━━━ SUPPLIED INFORMATION ━━━

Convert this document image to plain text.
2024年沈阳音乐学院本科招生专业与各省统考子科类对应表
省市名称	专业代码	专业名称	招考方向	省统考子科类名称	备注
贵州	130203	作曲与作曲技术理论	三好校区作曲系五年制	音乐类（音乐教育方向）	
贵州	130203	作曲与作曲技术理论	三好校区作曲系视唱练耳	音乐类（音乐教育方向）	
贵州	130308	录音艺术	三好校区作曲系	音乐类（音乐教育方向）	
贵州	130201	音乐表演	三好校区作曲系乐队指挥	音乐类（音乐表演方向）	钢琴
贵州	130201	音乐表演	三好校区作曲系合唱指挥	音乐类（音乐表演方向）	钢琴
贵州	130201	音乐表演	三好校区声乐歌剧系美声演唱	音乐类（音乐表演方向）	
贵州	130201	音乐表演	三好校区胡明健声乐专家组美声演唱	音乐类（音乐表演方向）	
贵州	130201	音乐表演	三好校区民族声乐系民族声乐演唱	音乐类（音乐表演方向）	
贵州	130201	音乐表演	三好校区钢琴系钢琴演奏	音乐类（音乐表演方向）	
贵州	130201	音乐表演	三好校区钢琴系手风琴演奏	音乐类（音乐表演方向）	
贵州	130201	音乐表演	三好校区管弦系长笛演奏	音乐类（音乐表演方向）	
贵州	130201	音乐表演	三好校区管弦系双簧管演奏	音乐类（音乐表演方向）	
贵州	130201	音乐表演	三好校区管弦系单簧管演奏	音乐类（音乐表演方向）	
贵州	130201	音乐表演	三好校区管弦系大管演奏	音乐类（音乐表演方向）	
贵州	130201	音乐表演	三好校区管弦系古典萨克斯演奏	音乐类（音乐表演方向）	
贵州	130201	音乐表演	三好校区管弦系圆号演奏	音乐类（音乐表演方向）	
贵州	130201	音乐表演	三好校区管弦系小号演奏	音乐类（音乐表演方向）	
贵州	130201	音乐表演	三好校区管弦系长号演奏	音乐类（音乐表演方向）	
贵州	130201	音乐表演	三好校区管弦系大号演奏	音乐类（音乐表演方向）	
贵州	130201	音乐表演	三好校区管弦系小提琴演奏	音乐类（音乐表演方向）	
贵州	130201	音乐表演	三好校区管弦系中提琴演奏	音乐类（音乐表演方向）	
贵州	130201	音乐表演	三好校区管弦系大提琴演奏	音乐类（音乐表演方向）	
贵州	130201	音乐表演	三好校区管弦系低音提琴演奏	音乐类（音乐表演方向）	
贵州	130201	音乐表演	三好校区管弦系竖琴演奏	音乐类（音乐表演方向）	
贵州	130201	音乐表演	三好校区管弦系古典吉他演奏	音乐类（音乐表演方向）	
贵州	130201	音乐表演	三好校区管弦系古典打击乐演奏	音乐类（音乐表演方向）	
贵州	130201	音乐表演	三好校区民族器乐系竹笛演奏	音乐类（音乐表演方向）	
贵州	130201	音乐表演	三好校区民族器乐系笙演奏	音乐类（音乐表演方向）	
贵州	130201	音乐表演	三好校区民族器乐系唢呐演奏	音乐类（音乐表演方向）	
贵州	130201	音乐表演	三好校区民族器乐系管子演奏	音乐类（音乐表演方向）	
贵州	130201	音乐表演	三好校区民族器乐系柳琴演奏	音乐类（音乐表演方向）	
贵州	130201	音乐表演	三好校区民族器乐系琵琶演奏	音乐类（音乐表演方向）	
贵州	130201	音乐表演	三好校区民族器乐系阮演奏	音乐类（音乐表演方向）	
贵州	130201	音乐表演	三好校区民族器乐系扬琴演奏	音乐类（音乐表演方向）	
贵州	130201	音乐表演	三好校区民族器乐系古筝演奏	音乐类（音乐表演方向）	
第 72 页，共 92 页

━━━

**TO BE DONE:**
Return all of the data word for word.

**FINISHED EXERCISE:**
Convert this document image to plain text.
2024年沈阳音乐学院本科招生专业与各省统考子科类对应表
省市名称	专业代码	专业名称	招考方向	省统考子科类名称	备注
贵州	130203	作曲与作曲技术理论	三好校区作曲系五年制	音乐类（音乐教育方向）	
贵州	130203	作曲与作曲技术理论	三好校区作曲系视唱练耳	音乐类（音乐教育方向）	
贵州	130308	录音艺术	三好校区作曲系	音乐类（音乐教育方向）	
贵州	130201	音乐表演	三好校区作曲系乐队指挥	音乐类（音乐表演方向）	钢琴
贵州	130201	音乐表演	三好校区作曲系合唱指挥	音乐类（音乐表演方向）	钢琴
贵州	130201	音乐表演	三好校区声乐歌剧系美声演唱	音乐类（音乐表演方向）	
贵州	130201	音乐表演	三好校区胡明健声乐专家组美声演唱	音乐类（音乐表演方向）	
贵州	130201	音乐表演	三好校区民族声乐系民族声乐演唱	音乐类（音乐表演方向）	
贵州	130201	音乐表演	三好校区钢琴系钢琴演奏	音乐类（音乐表演方向）	
贵州	130201	音乐表演	三好校区钢琴系手风琴演奏	音乐类（音乐表演方向）	
贵州	130201	音乐表演	三好校区管弦系长笛演奏	音乐类（音乐表演方向）	
贵州	130201	音乐表演	三好校区管弦系双簧管演奏	音乐类（音乐表演方向）	
贵州	130201	音乐表演	三好校区管弦系单簧管演奏	音乐类（音乐表演方向）	
贵州	130201	音乐表演	三好校区管弦系大管演奏	音乐类（音乐表演方向）	
贵州	130201	音乐表演	三好校区管弦系古典萨克斯演奏	音乐类（音乐表演方向）	
贵州	130201	音乐表演	三好校区管弦系圆号演奏	音乐类（音乐表演方向）	
贵州	130201	音乐表演	三好校区管弦系小号演奏	音乐类（音乐表演方向）	
贵州	130201	音乐表演	三好校区管弦系长号演奏	音乐类（音乐表演方向）	
贵州	130201	音乐表演	三好校区管弦系大号演奏	音乐类（音乐表演方向）	
贵州	130201	音乐表演	三好校区管弦系小提琴演奏	音乐类（音乐表演方向）	
贵州	130201	音乐表演	三好校区管弦系中提琴演奏	音乐类（音乐表演方向）	
贵州	130201	音乐表演	三好校区管弦系大提琴演奏	音乐类（音乐表演方向）	
贵州	130201	音乐表演	三好校区管弦系低音提琴演奏	音乐类（音乐表演方向）	
贵州	130201	音乐表演	三好校区管弦系竖琴演奏	音乐类（音乐表演方向）	
贵州	130201	音乐表演	三好校区管弦系古典吉他演奏	音乐类（音乐表演方向）	
贵州	130201	音乐表演	三好校区管弦系古典打击乐演奏	音乐类（音乐表演方向）	
贵州	130201	音乐表演	三好校区民族器乐系竹笛演奏	音乐类（音乐表演方向）	
贵州	130201	音乐表演	三好校区民族器乐系笙演奏	音乐类（音乐表演方向）	
贵州	130201	音乐表演	三好校区民族器乐系唢呐演奏	音乐类（音乐表演方向）	
贵州	130201	音乐表演	三好校区民族器乐系管子演奏	音乐类（音乐表演方向）	
贵州	130201	音乐表演	三好校区民族器乐系柳琴演奏	音乐类（音乐表演方向）	
贵州	130201	音乐表演	三好校区民族器乐系琵琶演奏	音乐类（音乐表演方向）	
贵州	130201	音乐表演	三好校区民族器乐系阮演奏	音乐类（音乐表演方向）	
贵州	130201	音乐表演	三好校区民族器乐系扬琴演奏	音乐类（音乐表演方向）	
贵州	130201	音乐表演	三好校区民族器乐系古筝演奏	音乐类（音乐表演方向）	
第 72 页，共 92 页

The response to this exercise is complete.